_TEXT EXCERPT_
┌──

You are more likely to remember something if you read it out loud because reading text aloud helps get it into long-term memory.
3. Visualize concepts
Most people benefit from visualization. You are more likely to remember the contents of a book with drawings and charts compared to one with just words typed in a tiny, boring font.
Pay close attention to graphs, pie diagrams, photographs, flow charts, drawings, and other graphics in your books. You can also create your own visual cues as you study.
When you are creating visual cues, make them engaging, use simple shapes, only include the main ideas, use simple language, and use a variety of colored pens, and colorful sticky notes.
4. Avoid cramming
Cramming is a common practice. We mostly resort to cramming when we don’t have enough time to prepare for a test which is often a result of poor time management. And since you still want to pass your exams you cram concepts instead of understanding them.
Strive to study regularly and avoid the last-minute rush. This way you will be able to remember concepts more clearly and boost your memory.
5. Strengthen your brain muscle
The brain is a muscle. And like other muscles, it needs to be trained. Several activities can help challenge your brain and improve your concentration and memory. Try playing fun brain exercises for memory like sudoku, chess, jigsaw puzzles, crossword puzzles, math games, and logic games.
Learning new things may also help sharpen your brain. You could pick up skills like playing the violin, knitting, crocheting, or learning a new language. Challenge your brain by reading a variety of books, from contemporary fiction to romance to mystery.
6. Focus your attention
Distractions make it difficult to focus on what we are doing. For example, you won’t be able to get through more than a page of a novel if you have the TV on or are texting.

└──

_DATASET EXTRACT_
┌──

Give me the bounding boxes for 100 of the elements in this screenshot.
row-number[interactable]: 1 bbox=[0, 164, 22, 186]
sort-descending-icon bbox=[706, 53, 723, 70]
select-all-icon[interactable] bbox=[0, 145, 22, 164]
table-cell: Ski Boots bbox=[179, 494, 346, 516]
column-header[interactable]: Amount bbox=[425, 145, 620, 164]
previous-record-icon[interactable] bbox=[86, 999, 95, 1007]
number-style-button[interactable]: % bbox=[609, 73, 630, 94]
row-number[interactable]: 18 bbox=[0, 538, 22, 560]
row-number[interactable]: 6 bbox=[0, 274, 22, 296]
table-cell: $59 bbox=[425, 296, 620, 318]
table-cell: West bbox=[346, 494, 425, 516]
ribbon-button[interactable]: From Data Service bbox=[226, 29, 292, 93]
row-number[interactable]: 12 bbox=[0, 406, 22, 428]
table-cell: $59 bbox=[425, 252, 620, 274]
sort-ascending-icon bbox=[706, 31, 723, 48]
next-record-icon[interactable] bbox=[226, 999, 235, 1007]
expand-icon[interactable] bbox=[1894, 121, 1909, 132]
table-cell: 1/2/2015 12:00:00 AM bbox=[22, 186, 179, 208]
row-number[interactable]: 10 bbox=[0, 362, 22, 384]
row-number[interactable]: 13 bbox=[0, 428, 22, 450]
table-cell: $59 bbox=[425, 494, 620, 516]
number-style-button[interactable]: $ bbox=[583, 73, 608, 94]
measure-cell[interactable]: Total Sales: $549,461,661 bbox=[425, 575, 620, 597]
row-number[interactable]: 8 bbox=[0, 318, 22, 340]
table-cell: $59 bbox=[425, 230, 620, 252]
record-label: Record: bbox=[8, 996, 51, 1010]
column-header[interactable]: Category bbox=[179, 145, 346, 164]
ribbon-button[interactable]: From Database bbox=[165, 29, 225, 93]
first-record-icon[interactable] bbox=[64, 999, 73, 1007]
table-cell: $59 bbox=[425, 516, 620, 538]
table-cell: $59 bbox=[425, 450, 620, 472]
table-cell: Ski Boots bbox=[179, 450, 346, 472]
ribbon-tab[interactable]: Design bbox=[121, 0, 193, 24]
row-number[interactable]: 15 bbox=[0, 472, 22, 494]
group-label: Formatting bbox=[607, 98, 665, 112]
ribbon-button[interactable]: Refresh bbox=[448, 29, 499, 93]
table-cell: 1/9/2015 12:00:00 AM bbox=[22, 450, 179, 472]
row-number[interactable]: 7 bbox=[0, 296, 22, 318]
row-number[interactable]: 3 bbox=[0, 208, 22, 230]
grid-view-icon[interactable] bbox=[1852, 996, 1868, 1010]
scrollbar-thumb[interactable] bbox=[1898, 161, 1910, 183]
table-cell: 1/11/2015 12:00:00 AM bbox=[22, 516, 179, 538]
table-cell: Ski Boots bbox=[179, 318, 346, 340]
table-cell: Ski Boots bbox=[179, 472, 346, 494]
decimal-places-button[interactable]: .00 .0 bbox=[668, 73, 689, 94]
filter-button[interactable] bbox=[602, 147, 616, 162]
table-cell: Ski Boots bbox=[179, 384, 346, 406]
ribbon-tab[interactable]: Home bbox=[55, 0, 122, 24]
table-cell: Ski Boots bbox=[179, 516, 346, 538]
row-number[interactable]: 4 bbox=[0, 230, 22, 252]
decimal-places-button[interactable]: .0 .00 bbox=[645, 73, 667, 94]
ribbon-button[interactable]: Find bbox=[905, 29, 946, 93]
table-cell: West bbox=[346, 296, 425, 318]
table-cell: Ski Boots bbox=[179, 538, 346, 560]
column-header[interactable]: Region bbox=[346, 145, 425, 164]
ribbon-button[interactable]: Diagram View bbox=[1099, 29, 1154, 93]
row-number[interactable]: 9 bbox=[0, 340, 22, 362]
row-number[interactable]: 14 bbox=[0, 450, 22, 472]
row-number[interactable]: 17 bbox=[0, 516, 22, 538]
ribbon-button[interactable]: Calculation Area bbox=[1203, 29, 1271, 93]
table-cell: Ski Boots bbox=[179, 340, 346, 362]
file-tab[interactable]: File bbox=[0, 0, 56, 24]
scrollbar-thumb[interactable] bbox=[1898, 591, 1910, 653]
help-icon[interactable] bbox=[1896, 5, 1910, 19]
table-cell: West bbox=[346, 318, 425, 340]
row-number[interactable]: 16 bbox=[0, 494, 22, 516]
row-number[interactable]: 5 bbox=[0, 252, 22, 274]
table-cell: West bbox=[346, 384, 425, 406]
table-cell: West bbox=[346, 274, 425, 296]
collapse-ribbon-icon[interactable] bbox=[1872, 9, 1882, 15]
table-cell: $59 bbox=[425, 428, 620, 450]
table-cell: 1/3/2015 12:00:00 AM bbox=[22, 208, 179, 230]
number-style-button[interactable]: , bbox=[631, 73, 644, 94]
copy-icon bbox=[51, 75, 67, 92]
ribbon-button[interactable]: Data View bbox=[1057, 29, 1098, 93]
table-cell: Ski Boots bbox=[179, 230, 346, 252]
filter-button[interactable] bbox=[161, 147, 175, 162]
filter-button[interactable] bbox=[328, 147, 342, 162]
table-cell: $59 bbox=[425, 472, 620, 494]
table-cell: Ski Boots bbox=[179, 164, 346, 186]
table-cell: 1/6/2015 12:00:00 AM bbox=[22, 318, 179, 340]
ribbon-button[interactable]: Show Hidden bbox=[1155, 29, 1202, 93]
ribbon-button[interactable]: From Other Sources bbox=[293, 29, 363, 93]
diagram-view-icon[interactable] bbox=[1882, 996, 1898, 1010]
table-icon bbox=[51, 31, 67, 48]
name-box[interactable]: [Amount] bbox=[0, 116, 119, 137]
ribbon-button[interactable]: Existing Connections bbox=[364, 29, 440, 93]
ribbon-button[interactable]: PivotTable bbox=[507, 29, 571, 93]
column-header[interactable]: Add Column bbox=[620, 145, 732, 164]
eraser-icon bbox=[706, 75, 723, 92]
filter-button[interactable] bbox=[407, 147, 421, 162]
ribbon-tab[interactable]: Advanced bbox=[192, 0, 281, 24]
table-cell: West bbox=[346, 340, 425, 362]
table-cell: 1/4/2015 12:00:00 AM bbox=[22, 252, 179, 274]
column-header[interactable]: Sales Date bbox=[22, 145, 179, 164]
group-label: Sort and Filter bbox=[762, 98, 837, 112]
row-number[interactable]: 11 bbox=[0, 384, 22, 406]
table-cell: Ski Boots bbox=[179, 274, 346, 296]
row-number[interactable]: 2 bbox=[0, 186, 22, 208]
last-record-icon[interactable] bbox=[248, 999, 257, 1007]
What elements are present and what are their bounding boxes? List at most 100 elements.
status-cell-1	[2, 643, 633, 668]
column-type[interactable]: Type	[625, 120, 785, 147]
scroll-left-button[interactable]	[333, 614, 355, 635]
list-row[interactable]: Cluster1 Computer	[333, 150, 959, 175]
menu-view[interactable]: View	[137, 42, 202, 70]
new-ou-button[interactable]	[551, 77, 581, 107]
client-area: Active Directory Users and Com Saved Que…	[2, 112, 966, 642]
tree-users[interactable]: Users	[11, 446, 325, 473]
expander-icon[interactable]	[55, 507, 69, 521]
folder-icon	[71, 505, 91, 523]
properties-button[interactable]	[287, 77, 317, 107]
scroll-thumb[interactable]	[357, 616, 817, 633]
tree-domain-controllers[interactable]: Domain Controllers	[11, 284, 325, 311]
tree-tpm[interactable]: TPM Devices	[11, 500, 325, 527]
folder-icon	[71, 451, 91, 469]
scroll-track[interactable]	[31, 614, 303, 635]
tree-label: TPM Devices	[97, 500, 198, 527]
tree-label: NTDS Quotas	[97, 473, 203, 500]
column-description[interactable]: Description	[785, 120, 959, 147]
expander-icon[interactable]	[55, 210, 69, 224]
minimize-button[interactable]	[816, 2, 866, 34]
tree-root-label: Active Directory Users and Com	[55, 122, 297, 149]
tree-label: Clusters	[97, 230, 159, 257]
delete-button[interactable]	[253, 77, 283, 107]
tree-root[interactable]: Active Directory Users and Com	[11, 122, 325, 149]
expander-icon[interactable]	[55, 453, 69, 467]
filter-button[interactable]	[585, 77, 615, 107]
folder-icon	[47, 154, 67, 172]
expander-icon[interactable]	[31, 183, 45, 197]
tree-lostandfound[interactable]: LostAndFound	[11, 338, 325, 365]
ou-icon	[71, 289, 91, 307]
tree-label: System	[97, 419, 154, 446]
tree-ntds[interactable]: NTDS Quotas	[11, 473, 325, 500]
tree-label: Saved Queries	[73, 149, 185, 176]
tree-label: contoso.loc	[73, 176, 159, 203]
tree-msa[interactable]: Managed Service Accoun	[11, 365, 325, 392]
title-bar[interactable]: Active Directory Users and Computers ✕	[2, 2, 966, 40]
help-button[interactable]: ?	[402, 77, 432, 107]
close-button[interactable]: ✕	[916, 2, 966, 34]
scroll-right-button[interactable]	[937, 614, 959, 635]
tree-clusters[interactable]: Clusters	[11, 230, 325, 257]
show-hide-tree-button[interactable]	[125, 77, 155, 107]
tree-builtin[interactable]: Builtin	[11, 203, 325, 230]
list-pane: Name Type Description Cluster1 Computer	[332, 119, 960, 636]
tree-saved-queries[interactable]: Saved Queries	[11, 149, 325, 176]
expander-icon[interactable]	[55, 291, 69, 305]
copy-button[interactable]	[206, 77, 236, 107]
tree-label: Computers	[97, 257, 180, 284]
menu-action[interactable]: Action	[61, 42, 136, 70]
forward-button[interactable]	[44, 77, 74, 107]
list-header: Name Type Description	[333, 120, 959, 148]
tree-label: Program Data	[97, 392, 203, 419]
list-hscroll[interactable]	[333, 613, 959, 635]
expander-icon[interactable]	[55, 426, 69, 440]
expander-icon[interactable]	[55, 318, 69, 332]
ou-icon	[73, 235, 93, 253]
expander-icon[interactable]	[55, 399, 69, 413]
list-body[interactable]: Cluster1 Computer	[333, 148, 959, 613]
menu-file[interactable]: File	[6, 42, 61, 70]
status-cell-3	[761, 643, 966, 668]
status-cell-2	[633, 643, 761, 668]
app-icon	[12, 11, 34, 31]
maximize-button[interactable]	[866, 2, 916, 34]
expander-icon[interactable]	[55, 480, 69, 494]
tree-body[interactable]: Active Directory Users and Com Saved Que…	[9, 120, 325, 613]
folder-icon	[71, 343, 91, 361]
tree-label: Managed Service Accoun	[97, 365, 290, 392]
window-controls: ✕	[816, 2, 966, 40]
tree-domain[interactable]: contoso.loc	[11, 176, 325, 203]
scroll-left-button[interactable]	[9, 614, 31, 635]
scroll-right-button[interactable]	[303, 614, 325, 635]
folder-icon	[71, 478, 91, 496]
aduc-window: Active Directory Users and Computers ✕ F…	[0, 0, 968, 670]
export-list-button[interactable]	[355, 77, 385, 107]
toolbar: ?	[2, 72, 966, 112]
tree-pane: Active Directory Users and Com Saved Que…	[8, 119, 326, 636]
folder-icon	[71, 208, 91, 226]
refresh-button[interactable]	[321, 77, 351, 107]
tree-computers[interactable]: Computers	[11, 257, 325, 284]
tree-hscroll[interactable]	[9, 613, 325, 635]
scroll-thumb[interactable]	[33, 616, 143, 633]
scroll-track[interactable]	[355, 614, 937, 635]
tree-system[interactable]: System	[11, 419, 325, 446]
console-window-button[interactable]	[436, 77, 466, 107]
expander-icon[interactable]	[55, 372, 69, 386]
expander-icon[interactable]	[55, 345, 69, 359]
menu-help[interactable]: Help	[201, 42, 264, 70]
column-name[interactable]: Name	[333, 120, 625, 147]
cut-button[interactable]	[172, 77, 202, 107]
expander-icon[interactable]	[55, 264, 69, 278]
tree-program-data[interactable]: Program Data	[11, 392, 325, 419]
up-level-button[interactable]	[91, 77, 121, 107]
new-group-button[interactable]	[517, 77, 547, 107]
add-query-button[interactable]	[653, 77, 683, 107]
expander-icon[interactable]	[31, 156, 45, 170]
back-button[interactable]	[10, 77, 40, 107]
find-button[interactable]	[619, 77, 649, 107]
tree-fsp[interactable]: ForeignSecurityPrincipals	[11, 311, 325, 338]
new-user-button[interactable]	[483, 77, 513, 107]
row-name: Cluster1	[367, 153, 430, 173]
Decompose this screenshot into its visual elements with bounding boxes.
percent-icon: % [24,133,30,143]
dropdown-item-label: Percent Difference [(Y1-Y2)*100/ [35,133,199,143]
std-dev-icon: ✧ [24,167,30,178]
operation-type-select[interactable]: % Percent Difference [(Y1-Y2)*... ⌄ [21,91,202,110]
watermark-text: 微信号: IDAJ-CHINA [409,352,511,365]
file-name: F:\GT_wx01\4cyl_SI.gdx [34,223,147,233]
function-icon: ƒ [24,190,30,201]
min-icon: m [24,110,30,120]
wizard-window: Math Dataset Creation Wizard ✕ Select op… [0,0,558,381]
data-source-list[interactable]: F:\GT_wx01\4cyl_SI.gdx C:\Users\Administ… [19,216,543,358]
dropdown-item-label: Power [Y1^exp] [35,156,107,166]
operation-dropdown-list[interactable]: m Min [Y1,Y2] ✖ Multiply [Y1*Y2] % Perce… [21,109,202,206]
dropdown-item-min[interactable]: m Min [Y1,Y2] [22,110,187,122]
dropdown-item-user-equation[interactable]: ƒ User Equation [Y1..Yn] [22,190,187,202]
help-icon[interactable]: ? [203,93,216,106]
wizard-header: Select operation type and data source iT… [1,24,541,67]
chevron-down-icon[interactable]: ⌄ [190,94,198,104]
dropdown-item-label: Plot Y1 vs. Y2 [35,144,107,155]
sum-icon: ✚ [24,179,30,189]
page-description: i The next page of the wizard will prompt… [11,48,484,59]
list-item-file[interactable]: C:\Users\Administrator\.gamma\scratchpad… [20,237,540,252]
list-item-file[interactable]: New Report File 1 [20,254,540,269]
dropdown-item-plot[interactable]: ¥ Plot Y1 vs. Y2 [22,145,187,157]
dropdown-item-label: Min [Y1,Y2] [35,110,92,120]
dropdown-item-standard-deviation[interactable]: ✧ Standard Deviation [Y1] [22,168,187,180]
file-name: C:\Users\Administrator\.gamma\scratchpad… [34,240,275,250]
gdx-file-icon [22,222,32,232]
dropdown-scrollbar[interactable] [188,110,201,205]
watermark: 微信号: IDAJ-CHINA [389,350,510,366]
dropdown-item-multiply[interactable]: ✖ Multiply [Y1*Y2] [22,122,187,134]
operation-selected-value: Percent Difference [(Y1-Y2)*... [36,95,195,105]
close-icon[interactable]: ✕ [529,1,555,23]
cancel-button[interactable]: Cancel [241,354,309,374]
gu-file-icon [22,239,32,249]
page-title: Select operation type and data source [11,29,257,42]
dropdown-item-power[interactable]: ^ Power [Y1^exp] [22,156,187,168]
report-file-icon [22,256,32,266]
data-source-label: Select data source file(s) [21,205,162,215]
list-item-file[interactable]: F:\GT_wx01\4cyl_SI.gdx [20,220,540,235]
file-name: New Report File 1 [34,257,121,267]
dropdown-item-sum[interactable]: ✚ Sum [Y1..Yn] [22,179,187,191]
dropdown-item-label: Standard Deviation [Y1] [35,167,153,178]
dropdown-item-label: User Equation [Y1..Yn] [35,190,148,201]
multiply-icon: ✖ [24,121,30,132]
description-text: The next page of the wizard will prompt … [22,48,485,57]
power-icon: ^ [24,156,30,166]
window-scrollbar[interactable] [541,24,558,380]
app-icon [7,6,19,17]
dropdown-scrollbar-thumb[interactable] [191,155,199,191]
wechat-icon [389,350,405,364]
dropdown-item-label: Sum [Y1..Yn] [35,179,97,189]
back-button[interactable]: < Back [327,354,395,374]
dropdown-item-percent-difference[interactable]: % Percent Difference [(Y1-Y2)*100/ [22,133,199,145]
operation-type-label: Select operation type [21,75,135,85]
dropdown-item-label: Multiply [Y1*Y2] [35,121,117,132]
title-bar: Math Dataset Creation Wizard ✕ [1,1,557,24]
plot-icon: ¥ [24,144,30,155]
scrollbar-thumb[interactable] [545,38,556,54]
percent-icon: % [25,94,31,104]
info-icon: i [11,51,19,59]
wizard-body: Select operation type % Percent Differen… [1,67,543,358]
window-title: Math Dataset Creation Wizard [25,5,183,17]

└──

_EXERCISE TASKS_
(a) Please reproduce the passage of the text on study and memory tips starting with "You are more likely to remember something" and going on through "colorful sticky notes.".
(b) Carry the text on study and memory tips forward from its final sentence.
The material is taken from a different source than the text on study and memory tips.

_OUTPUTS IN ORDER_
(a)
You are more likely to remember something if you read it out loud because reading text aloud helps get it into long-term memory.
3. Visualize concepts
Most people benefit from visualization. You are more likely to remember the contents of a book with drawings and charts compared to one with just words typed in a tiny, boring font.
Pay close attention to graphs, pie diagrams, photographs, flow charts, drawings, and other graphics in your books. You can also create your own visual cues as you study.
When you are creating visual cues, make them engaging, use simple shapes, only include the main ideas, use simple language, and use a variety of colored pens, and colorful sticky notes.

(b)
The inability to focus may result in lesser information entering your short-term memory which consequently reduces the amount of information that can be transformed into long-term memory.
So, try and focus your attention on your current task. Listen keenly during conversations, remove any distractions when working or studying, stick to your schedule, and work or conduct meetings in a quiet environment.
7. Physical exercise
Exercise has benefits for both your physical and mental health. Exercise increases blood flow to the brain and other organs in the body. It also increases the secretion of neuroprotective proteins and improves the development of neurons resulting in improved brain health.
150 minutes of moderate aerobic activity, such as brisk walking, or 75 minutes a week of vigorous aerobic activity, such as running is recommended for adults.
If you are too busy and can’t spare too much time for exercise, squeeze in a few 15-minute walks throughout the day.
8. Get enough sleep
Sleep plays an essential role in memory consolidation, a process in which temporary memory is converted into long-term memory. However, excessive sleep may result in memory and cognitive impairment.
Health Experts recommended that adults should get about 7 to 9 hours of sleep each night.
9. Use mnemonics
Mnemonic devices are clues of any sort that help us recall information. It could be anything from acronyms to sentences to rhymes. You can even come up with a song or poem. Try and incorporate positive imagery and humor to keep things fun.
One common mnemonic I remember from my undergraduate studies is ‘Medical Schools Let Fun People In” to memorize the branches of the internal jugular vein (from inferior to superior). These branches are M: middle thyroid vein, S: superior thyroid vein, L: lingual vein, F: facial vein, P: pharyngeal vein, and I: inferior petrosal sinus.
That’s right! One could use mnemonics especially when there is just too much you need to remember.
Diet is also important for brain health. Avoid too much added sugar, eat a diet balance, and try anti-inflammatory foods such as berries, grapes, cherries, avocados, fatty fish, broccoli, cocoa, and green tea.
Just like other skills memory can be improved with practice and healthy habits. If you happen to notice that your memory loss affects your ability to do simple everyday tasks, reach out to your doctor.